Items from a figure collection:
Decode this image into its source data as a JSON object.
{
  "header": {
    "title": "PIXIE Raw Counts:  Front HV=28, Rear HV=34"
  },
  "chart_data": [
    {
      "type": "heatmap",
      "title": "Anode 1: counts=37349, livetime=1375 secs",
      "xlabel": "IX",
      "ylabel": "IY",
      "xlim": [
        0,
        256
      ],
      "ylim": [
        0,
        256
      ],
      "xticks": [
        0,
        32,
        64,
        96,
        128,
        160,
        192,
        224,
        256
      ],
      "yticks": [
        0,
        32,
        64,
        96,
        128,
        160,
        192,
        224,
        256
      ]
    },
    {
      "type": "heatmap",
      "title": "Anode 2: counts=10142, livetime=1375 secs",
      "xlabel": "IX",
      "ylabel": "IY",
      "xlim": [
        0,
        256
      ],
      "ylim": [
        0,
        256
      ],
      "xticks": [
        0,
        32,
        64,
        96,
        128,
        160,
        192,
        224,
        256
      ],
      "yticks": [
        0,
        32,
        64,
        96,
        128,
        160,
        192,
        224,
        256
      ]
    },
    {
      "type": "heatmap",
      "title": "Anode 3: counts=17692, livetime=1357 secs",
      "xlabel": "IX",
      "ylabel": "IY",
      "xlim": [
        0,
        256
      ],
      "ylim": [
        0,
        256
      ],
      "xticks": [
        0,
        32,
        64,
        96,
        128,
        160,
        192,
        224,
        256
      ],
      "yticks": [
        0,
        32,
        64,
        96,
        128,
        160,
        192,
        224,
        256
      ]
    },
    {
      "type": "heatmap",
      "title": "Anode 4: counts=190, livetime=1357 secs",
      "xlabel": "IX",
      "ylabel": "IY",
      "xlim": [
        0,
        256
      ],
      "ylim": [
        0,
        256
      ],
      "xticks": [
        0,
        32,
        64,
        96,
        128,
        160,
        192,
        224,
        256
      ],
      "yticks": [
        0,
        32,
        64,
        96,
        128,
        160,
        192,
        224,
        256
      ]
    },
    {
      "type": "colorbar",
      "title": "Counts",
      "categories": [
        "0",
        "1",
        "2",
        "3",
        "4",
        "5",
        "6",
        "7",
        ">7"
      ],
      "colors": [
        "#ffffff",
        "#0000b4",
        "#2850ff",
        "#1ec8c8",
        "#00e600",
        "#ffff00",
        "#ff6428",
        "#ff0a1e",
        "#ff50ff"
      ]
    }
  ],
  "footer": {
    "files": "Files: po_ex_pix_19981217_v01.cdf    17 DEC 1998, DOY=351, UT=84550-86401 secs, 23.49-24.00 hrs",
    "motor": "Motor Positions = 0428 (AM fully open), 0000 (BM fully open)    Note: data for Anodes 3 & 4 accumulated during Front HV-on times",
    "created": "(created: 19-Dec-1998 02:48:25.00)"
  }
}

* * *

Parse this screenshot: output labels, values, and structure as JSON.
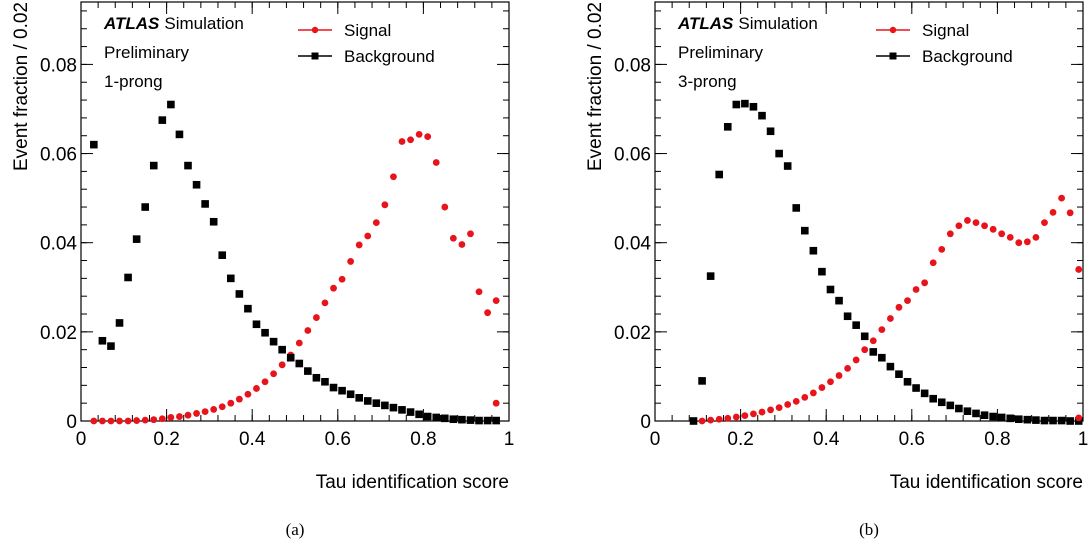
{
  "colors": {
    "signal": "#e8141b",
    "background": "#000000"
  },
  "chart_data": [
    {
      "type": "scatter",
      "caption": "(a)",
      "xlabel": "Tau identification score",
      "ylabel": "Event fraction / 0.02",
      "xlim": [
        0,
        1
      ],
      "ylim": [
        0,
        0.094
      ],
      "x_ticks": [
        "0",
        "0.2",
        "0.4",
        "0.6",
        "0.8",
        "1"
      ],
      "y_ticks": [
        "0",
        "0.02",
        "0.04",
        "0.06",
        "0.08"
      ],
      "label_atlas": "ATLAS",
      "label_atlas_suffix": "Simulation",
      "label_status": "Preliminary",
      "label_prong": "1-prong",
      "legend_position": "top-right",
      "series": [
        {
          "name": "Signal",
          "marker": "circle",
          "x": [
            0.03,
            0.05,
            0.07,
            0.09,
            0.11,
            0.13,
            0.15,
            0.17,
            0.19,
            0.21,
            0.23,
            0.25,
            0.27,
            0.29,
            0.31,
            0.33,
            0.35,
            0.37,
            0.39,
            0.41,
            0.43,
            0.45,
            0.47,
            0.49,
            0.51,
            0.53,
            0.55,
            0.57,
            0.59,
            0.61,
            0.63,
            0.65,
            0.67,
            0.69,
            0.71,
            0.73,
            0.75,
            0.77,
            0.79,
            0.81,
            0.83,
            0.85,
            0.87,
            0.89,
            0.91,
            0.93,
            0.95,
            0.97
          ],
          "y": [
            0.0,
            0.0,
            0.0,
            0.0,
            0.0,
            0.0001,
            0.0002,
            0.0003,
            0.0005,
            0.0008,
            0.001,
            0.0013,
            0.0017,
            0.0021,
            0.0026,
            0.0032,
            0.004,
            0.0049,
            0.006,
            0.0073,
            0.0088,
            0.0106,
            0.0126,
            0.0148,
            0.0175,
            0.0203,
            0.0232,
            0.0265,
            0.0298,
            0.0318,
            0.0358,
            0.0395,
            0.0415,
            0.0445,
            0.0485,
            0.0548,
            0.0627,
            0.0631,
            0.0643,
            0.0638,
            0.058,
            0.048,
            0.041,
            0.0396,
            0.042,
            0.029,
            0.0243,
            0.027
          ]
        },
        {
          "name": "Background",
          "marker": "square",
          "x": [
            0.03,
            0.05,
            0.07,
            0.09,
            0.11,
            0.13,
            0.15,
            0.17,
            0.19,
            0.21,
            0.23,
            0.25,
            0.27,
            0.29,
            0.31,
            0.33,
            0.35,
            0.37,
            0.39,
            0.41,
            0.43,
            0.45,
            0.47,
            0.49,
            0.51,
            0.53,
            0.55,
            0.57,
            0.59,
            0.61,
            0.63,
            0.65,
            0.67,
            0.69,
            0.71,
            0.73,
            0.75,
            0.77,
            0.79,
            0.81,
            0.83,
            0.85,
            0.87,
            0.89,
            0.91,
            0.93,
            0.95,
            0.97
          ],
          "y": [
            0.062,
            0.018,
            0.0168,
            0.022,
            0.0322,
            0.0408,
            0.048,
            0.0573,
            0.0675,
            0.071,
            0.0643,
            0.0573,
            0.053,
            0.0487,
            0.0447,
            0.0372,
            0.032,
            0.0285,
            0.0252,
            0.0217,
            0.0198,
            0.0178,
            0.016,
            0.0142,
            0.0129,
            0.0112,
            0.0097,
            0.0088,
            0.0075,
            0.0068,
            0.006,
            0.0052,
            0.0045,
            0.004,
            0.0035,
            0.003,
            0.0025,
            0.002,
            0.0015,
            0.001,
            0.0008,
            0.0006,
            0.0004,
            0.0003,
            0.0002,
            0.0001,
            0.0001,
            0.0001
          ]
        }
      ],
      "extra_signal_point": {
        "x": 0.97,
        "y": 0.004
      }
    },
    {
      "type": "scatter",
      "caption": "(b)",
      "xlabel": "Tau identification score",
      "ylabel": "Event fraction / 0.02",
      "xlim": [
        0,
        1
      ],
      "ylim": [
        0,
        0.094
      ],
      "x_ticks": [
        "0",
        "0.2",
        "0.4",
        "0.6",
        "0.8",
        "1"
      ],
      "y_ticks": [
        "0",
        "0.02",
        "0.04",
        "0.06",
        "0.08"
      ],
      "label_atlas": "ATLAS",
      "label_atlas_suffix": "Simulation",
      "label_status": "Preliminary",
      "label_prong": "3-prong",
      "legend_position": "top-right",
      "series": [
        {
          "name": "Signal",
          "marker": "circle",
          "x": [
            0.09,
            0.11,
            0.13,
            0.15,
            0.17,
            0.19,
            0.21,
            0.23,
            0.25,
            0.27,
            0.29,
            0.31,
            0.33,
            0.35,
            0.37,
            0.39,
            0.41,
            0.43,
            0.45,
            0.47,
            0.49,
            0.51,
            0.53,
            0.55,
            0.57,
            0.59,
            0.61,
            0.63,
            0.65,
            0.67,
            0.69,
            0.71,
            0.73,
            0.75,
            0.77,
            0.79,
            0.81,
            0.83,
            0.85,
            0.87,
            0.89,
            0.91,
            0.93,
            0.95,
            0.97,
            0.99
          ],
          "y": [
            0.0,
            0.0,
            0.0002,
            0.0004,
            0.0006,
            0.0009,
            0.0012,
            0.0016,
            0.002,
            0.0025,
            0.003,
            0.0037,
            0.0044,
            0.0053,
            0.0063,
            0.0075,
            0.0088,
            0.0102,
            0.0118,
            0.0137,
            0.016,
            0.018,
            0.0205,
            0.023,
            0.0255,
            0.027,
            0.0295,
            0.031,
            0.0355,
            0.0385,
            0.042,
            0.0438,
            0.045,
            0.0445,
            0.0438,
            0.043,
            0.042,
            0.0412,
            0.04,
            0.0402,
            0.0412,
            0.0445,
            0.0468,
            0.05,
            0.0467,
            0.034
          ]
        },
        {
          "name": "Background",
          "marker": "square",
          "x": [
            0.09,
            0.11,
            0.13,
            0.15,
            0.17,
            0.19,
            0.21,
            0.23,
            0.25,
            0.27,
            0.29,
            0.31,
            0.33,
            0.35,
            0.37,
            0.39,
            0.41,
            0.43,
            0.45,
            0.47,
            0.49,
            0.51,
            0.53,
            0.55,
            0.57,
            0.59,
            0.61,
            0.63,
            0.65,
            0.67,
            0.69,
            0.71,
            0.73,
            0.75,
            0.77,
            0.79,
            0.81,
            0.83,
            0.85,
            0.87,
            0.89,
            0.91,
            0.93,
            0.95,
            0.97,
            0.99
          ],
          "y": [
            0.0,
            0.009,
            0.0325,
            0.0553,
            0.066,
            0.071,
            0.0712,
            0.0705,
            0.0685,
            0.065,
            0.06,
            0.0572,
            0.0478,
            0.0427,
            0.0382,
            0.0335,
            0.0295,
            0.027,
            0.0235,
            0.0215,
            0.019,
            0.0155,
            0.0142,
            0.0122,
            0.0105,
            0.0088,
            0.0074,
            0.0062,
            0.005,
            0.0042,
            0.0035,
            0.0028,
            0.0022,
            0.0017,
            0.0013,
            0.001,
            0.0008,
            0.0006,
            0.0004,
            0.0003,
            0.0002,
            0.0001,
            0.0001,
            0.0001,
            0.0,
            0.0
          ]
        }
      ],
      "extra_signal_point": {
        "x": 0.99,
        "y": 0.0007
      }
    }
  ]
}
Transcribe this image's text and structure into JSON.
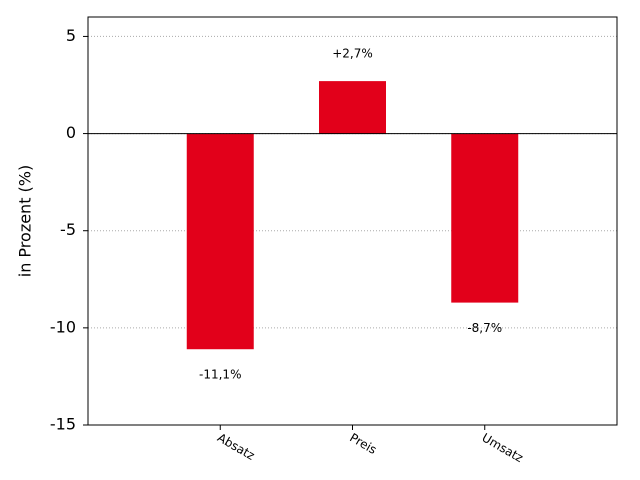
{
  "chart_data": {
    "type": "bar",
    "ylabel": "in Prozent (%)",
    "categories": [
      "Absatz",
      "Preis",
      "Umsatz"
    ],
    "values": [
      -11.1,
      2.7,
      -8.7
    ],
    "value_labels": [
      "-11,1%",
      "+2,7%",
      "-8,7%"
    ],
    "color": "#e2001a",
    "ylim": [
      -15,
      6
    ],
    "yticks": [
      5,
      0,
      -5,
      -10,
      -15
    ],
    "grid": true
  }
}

*EXERCISE*
List all lines above in which the string "values" appears.

*FINISHED EXERCISE*
Parse this screenshot: output labels, values, and structure as JSON.
    "values": [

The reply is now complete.